** Information given **
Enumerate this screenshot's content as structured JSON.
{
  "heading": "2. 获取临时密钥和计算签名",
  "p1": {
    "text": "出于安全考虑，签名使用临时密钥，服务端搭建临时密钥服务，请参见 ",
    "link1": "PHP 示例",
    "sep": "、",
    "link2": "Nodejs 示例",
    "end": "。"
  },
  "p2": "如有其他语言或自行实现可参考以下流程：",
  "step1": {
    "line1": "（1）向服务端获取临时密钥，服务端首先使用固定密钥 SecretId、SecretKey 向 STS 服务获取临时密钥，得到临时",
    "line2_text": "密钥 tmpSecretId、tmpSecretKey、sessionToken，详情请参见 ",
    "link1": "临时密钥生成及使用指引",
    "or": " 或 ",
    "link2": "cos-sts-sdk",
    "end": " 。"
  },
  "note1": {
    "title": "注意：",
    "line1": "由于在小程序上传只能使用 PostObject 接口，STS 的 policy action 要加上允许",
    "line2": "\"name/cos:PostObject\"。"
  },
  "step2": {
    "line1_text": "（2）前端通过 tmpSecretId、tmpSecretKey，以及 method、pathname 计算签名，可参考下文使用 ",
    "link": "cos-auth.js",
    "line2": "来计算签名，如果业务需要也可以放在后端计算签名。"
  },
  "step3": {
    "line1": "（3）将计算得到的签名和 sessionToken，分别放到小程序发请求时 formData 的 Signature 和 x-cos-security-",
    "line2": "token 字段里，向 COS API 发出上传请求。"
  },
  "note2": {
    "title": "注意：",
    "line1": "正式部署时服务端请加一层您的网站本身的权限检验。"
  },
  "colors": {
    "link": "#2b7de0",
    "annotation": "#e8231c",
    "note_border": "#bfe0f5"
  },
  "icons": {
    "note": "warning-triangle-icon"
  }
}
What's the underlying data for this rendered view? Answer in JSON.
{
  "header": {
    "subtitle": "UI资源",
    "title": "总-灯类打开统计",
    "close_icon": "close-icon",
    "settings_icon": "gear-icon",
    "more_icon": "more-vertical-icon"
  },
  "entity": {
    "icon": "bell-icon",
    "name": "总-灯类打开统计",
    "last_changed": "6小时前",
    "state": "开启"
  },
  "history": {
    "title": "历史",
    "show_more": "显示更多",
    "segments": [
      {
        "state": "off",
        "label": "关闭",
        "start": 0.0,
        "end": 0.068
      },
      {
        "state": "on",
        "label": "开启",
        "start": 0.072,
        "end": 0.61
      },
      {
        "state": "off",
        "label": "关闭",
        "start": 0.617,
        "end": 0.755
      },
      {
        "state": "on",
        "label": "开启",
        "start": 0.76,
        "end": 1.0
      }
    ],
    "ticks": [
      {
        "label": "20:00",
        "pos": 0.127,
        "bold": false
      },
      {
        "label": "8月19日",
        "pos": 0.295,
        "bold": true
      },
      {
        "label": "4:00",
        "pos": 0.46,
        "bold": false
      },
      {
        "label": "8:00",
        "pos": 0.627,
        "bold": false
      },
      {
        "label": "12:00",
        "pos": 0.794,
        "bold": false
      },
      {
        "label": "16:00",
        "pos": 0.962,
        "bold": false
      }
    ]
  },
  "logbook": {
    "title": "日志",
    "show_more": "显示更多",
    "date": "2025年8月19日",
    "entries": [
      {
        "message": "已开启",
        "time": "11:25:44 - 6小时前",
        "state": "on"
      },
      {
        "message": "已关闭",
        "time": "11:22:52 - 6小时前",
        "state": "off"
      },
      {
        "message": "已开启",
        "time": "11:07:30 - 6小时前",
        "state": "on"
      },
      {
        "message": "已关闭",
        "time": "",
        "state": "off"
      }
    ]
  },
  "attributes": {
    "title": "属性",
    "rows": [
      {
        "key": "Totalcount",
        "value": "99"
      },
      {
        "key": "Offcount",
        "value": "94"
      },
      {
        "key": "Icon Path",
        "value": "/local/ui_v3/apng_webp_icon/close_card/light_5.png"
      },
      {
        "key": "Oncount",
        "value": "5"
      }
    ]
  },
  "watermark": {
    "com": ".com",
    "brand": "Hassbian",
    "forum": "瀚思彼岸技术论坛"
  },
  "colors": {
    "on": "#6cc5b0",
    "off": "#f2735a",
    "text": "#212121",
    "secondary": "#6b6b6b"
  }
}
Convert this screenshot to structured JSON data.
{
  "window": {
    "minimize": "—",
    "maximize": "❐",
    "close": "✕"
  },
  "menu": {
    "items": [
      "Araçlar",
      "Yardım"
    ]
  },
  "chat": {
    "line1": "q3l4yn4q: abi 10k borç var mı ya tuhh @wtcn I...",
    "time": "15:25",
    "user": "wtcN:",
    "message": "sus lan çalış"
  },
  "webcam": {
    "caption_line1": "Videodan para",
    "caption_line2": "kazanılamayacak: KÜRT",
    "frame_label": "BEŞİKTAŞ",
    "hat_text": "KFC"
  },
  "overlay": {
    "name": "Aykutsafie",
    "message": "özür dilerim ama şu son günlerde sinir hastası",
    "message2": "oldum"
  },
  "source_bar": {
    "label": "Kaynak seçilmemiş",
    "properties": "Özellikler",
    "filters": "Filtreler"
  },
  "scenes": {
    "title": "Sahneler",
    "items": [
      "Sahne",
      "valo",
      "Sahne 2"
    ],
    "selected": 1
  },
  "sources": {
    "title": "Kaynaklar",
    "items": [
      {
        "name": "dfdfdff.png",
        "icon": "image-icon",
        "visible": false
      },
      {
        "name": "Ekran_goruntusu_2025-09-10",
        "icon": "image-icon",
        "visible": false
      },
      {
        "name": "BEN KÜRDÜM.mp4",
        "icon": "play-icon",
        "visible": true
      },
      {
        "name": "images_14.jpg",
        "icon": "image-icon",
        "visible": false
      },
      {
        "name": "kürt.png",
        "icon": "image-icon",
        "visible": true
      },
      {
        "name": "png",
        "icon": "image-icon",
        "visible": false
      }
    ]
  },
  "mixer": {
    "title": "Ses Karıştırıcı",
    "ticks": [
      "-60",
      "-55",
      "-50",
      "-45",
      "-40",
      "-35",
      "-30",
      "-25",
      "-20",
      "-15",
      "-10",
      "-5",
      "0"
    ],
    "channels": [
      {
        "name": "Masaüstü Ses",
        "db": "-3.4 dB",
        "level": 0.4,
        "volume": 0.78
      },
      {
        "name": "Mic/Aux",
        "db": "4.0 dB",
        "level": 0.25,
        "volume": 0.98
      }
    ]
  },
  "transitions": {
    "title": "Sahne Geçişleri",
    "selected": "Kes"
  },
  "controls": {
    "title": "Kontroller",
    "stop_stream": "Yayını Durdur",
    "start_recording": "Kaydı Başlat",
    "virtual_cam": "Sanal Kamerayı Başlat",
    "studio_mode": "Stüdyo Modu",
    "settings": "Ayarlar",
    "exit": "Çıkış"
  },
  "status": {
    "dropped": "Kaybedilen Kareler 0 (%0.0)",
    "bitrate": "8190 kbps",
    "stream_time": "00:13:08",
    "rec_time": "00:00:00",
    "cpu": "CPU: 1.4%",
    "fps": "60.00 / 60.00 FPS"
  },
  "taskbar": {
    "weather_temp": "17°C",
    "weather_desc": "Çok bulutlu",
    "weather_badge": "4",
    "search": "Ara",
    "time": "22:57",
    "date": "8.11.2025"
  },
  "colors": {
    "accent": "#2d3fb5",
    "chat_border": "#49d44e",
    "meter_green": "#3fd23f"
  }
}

** What the exercise asks **
Faithfully reproduce all of the records, character for character.

** The output **
Enumerate this screenshot's content as structured JSON.
{
  "heading": "2. 获取临时密钥和计算签名",
  "p1": {
    "text": "出于安全考虑，签名使用临时密钥，服务端搭建临时密钥服务，请参见 ",
    "link1": "PHP 示例",
    "sep": "、",
    "link2": "Nodejs 示例",
    "end": "。"
  },
  "p2": "如有其他语言或自行实现可参考以下流程：",
  "step1": {
    "line1": "（1）向服务端获取临时密钥，服务端首先使用固定密钥 SecretId、SecretKey 向 STS 服务获取临时密钥，得到临时",
    "line2_text": "密钥 tmpSecretId、tmpSecretKey、sessionToken，详情请参见 ",
    "link1": "临时密钥生成及使用指引",
    "or": " 或 ",
    "link2": "cos-sts-sdk",
    "end": " 。"
  },
  "note1": {
    "title": "注意：",
    "line1": "由于在小程序上传只能使用 PostObject 接口，STS 的 policy action 要加上允许",
    "line2": "\"name/cos:PostObject\"。"
  },
  "step2": {
    "line1_text": "（2）前端通过 tmpSecretId、tmpSecretKey，以及 method、pathname 计算签名，可参考下文使用 ",
    "link": "cos-auth.js",
    "line2": "来计算签名，如果业务需要也可以放在后端计算签名。"
  },
  "step3": {
    "line1": "（3）将计算得到的签名和 sessionToken，分别放到小程序发请求时 formData 的 Signature 和 x-cos-security-",
    "line2": "token 字段里，向 COS API 发出上传请求。"
  },
  "note2": {
    "title": "注意：",
    "line1": "正式部署时服务端请加一层您的网站本身的权限检验。"
  },
  "colors": {
    "link": "#2b7de0",
    "annotation": "#e8231c",
    "note_border": "#bfe0f5"
  },
  "icons": {
    "note": "warning-triangle-icon"
  }
}
What's the underlying data for this rendered view? Answer in JSON.
{
  "header": {
    "subtitle": "UI资源",
    "title": "总-灯类打开统计",
    "close_icon": "close-icon",
    "settings_icon": "gear-icon",
    "more_icon": "more-vertical-icon"
  },
  "entity": {
    "icon": "bell-icon",
    "name": "总-灯类打开统计",
    "last_changed": "6小时前",
    "state": "开启"
  },
  "history": {
    "title": "历史",
    "show_more": "显示更多",
    "segments": [
      {
        "state": "off",
        "label": "关闭",
        "start": 0.0,
        "end": 0.068
      },
      {
        "state": "on",
        "label": "开启",
        "start": 0.072,
        "end": 0.61
      },
      {
        "state": "off",
        "label": "关闭",
        "start": 0.617,
        "end": 0.755
      },
      {
        "state": "on",
        "label": "开启",
        "start": 0.76,
        "end": 1.0
      }
    ],
    "ticks": [
      {
        "label": "20:00",
        "pos": 0.127,
        "bold": false
      },
      {
        "label": "8月19日",
        "pos": 0.295,
        "bold": true
      },
      {
        "label": "4:00",
        "pos": 0.46,
        "bold": false
      },
      {
        "label": "8:00",
        "pos": 0.627,
        "bold": false
      },
      {
        "label": "12:00",
        "pos": 0.794,
        "bold": false
      },
      {
        "label": "16:00",
        "pos": 0.962,
        "bold": false
      }
    ]
  },
  "logbook": {
    "title": "日志",
    "show_more": "显示更多",
    "date": "2025年8月19日",
    "entries": [
      {
        "message": "已开启",
        "time": "11:25:44 - 6小时前",
        "state": "on"
      },
      {
        "message": "已关闭",
        "time": "11:22:52 - 6小时前",
        "state": "off"
      },
      {
        "message": "已开启",
        "time": "11:07:30 - 6小时前",
        "state": "on"
      },
      {
        "message": "已关闭",
        "time": "",
        "state": "off"
      }
    ]
  },
  "attributes": {
    "title": "属性",
    "rows": [
      {
        "key": "Totalcount",
        "value": "99"
      },
      {
        "key": "Offcount",
        "value": "94"
      },
      {
        "key": "Icon Path",
        "value": "/local/ui_v3/apng_webp_icon/close_card/light_5.png"
      },
      {
        "key": "Oncount",
        "value": "5"
      }
    ]
  },
  "watermark": {
    "com": ".com",
    "brand": "Hassbian",
    "forum": "瀚思彼岸技术论坛"
  },
  "colors": {
    "on": "#6cc5b0",
    "off": "#f2735a",
    "text": "#212121",
    "secondary": "#6b6b6b"
  }
}
Convert this screenshot to structured JSON data.
{
  "window": {
    "minimize": "—",
    "maximize": "❐",
    "close": "✕"
  },
  "menu": {
    "items": [
      "Araçlar",
      "Yardım"
    ]
  },
  "chat": {
    "line1": "q3l4yn4q: abi 10k borç var mı ya tuhh @wtcn I...",
    "time": "15:25",
    "user": "wtcN:",
    "message": "sus lan çalış"
  },
  "webcam": {
    "caption_line1": "Videodan para",
    "caption_line2": "kazanılamayacak: KÜRT",
    "frame_label": "BEŞİKTAŞ",
    "hat_text": "KFC"
  },
  "overlay": {
    "name": "Aykutsafie",
    "message": "özür dilerim ama şu son günlerde sinir hastası",
    "message2": "oldum"
  },
  "source_bar": {
    "label": "Kaynak seçilmemiş",
    "properties": "Özellikler",
    "filters": "Filtreler"
  },
  "scenes": {
    "title": "Sahneler",
    "items": [
      "Sahne",
      "valo",
      "Sahne 2"
    ],
    "selected": 1
  },
  "sources": {
    "title": "Kaynaklar",
    "items": [
      {
        "name": "dfdfdff.png",
        "icon": "image-icon",
        "visible": false
      },
      {
        "name": "Ekran_goruntusu_2025-09-10",
        "icon": "image-icon",
        "visible": false
      },
      {
        "name": "BEN KÜRDÜM.mp4",
        "icon": "play-icon",
        "visible": true
      },
      {
        "name": "images_14.jpg",
        "icon": "image-icon",
        "visible": false
      },
      {
        "name": "kürt.png",
        "icon": "image-icon",
        "visible": true
      },
      {
        "name": "png",
        "icon": "image-icon",
        "visible": false
      }
    ]
  },
  "mixer": {
    "title": "Ses Karıştırıcı",
    "ticks": [
      "-60",
      "-55",
      "-50",
      "-45",
      "-40",
      "-35",
      "-30",
      "-25",
      "-20",
      "-15",
      "-10",
      "-5",
      "0"
    ],
    "channels": [
      {
        "name": "Masaüstü Ses",
        "db": "-3.4 dB",
        "level": 0.4,
        "volume": 0.78
      },
      {
        "name": "Mic/Aux",
        "db": "4.0 dB",
        "level": 0.25,
        "volume": 0.98
      }
    ]
  },
  "transitions": {
    "title": "Sahne Geçişleri",
    "selected": "Kes"
  },
  "controls": {
    "title": "Kontroller",
    "stop_stream": "Yayını Durdur",
    "start_recording": "Kaydı Başlat",
    "virtual_cam": "Sanal Kamerayı Başlat",
    "studio_mode": "Stüdyo Modu",
    "settings": "Ayarlar",
    "exit": "Çıkış"
  },
  "status": {
    "dropped": "Kaybedilen Kareler 0 (%0.0)",
    "bitrate": "8190 kbps",
    "stream_time": "00:13:08",
    "rec_time": "00:00:00",
    "cpu": "CPU: 1.4%",
    "fps": "60.00 / 60.00 FPS"
  },
  "taskbar": {
    "weather_temp": "17°C",
    "weather_desc": "Çok bulutlu",
    "weather_badge": "4",
    "search": "Ara",
    "time": "22:57",
    "date": "8.11.2025"
  },
  "colors": {
    "accent": "#2d3fb5",
    "chat_border": "#49d44e",
    "meter_green": "#3fd23f"
  }
}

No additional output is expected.